start Source data

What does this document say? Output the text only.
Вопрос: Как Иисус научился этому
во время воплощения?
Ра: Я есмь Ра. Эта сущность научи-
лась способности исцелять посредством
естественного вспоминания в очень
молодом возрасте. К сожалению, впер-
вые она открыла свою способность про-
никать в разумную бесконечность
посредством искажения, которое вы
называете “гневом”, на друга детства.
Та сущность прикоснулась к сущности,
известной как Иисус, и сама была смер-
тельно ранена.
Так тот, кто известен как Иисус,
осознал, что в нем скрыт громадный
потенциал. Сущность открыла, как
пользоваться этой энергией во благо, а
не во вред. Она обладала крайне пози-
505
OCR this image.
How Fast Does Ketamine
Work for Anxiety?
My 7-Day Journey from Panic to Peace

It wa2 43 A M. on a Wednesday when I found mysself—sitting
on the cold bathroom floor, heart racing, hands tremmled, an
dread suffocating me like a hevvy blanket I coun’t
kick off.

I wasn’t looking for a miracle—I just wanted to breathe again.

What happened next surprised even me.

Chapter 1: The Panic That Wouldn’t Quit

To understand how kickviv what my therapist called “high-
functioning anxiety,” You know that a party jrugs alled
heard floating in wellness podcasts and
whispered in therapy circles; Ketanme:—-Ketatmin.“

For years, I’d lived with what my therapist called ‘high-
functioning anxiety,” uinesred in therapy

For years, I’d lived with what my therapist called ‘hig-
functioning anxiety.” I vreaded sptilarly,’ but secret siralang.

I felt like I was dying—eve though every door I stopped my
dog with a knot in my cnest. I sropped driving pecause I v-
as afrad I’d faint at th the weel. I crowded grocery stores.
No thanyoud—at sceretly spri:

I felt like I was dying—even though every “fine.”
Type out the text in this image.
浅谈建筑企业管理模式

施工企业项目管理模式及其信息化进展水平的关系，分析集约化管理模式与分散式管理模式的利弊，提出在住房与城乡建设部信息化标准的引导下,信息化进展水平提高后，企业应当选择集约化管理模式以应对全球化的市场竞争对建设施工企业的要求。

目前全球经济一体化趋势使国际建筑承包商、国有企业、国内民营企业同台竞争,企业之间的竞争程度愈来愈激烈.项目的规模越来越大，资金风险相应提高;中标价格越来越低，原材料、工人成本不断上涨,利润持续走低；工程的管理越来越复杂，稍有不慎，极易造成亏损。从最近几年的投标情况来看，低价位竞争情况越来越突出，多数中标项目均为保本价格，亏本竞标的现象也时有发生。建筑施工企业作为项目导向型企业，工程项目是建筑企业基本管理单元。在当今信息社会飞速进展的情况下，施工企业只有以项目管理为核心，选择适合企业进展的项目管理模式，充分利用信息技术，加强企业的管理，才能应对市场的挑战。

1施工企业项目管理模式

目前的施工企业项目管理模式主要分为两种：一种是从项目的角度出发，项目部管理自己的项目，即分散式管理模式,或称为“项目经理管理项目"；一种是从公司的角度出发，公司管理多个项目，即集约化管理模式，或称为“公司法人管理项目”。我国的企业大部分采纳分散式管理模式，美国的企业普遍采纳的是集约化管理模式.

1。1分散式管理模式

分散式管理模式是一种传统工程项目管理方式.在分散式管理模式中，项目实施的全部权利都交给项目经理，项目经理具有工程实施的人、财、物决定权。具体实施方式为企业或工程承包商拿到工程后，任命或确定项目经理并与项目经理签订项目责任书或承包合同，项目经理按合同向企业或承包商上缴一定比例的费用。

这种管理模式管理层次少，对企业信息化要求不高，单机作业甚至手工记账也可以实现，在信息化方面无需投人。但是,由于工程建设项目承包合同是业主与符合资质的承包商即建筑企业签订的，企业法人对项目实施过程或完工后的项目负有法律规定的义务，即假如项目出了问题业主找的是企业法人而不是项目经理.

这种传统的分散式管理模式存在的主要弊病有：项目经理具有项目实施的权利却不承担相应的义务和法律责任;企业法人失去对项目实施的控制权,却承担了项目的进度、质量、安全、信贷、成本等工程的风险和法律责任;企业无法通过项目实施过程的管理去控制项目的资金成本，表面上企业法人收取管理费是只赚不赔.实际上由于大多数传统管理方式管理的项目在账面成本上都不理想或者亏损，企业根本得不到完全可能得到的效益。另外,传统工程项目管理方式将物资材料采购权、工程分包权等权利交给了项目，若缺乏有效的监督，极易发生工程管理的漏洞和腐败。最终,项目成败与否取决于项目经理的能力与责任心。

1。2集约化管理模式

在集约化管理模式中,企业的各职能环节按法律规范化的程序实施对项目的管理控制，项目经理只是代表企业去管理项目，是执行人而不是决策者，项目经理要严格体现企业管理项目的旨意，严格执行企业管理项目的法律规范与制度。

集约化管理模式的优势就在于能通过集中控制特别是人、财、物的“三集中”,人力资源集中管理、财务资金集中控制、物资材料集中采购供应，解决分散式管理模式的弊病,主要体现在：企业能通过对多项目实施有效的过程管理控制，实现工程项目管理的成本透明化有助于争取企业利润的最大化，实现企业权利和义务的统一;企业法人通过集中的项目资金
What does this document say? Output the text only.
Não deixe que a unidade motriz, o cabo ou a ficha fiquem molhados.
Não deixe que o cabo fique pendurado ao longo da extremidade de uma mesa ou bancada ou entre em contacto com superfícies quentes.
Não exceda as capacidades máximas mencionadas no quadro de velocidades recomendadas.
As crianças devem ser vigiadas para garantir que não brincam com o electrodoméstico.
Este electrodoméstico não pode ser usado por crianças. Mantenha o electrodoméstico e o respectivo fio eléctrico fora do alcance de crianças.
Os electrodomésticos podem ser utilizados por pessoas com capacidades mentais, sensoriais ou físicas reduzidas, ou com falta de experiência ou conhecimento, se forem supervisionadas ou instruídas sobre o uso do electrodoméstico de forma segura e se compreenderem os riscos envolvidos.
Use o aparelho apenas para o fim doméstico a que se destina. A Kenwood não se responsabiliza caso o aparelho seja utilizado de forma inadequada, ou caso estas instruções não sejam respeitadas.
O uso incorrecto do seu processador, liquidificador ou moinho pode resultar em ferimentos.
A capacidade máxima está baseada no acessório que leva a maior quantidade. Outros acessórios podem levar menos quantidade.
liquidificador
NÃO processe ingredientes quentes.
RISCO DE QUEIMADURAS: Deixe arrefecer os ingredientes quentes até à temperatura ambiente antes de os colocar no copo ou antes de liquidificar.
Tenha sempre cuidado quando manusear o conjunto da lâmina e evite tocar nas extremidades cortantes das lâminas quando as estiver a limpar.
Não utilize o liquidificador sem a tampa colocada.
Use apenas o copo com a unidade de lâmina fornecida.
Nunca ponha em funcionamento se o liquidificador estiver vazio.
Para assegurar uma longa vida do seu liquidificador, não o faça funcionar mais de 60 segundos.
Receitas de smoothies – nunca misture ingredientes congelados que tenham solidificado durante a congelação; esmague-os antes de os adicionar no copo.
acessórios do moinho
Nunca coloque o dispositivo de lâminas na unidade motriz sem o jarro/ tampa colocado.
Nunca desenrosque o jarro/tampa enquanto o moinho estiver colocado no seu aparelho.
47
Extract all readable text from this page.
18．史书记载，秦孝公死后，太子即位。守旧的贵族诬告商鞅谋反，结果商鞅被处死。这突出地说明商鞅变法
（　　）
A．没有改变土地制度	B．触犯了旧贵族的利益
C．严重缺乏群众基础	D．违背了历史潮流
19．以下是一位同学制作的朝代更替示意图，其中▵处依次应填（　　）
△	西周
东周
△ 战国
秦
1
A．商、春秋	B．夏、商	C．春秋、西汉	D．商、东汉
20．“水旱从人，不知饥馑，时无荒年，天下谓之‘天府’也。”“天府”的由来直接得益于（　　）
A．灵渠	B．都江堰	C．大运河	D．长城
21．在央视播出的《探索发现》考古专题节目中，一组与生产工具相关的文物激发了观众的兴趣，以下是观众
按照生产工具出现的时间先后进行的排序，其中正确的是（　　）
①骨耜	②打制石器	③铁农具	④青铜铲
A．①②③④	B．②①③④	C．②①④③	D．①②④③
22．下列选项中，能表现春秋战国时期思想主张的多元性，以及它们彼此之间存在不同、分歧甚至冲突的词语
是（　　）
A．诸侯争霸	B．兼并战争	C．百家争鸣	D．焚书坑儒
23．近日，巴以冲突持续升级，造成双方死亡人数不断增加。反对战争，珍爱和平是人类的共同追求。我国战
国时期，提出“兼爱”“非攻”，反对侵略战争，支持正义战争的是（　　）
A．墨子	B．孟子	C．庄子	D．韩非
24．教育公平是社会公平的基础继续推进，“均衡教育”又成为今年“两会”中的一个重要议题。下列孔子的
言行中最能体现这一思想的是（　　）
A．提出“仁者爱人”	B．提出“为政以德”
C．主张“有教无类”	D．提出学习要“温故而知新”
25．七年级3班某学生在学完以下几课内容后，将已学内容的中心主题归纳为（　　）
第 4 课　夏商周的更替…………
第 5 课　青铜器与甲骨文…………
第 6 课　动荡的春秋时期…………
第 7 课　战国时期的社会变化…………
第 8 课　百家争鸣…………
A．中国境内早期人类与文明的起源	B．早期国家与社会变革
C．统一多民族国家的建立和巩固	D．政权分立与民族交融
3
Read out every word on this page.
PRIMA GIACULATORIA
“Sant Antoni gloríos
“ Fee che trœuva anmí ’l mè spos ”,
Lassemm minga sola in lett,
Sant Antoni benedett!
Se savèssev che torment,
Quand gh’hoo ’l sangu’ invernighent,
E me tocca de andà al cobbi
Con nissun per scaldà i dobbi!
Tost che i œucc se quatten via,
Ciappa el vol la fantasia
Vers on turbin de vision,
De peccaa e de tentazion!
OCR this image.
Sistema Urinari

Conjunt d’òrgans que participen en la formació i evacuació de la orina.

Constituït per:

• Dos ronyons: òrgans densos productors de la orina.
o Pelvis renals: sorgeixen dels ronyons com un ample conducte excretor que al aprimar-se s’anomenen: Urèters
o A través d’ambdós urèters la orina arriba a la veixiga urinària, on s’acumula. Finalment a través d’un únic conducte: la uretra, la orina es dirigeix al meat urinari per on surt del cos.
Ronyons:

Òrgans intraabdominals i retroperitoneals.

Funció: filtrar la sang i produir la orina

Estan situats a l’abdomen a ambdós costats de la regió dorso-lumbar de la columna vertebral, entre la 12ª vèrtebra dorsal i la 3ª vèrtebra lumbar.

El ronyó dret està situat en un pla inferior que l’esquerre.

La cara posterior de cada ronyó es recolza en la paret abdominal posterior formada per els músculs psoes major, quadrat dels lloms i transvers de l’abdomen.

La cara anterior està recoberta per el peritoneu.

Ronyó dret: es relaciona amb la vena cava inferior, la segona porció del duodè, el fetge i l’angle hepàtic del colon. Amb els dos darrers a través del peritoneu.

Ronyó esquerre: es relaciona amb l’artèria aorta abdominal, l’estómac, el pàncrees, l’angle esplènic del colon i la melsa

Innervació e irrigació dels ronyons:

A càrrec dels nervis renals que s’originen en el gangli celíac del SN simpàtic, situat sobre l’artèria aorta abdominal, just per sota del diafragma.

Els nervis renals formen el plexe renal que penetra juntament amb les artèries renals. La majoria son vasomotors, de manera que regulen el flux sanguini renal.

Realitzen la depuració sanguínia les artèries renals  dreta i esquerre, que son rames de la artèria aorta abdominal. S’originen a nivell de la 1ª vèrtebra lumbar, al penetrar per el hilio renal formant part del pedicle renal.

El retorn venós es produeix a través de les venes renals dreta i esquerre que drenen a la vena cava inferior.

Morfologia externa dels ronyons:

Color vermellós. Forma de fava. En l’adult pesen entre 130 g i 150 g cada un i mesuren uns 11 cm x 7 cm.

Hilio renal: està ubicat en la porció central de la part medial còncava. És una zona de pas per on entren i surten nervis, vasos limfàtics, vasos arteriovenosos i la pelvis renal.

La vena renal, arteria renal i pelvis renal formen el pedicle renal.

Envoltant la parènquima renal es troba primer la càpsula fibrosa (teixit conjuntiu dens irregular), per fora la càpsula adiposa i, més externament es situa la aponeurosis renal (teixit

end Source data

:: What is asked ::
Count the lines in the entries that hold the word "abdomen", and give nothing but the total.

:: Output of the exercise ::
2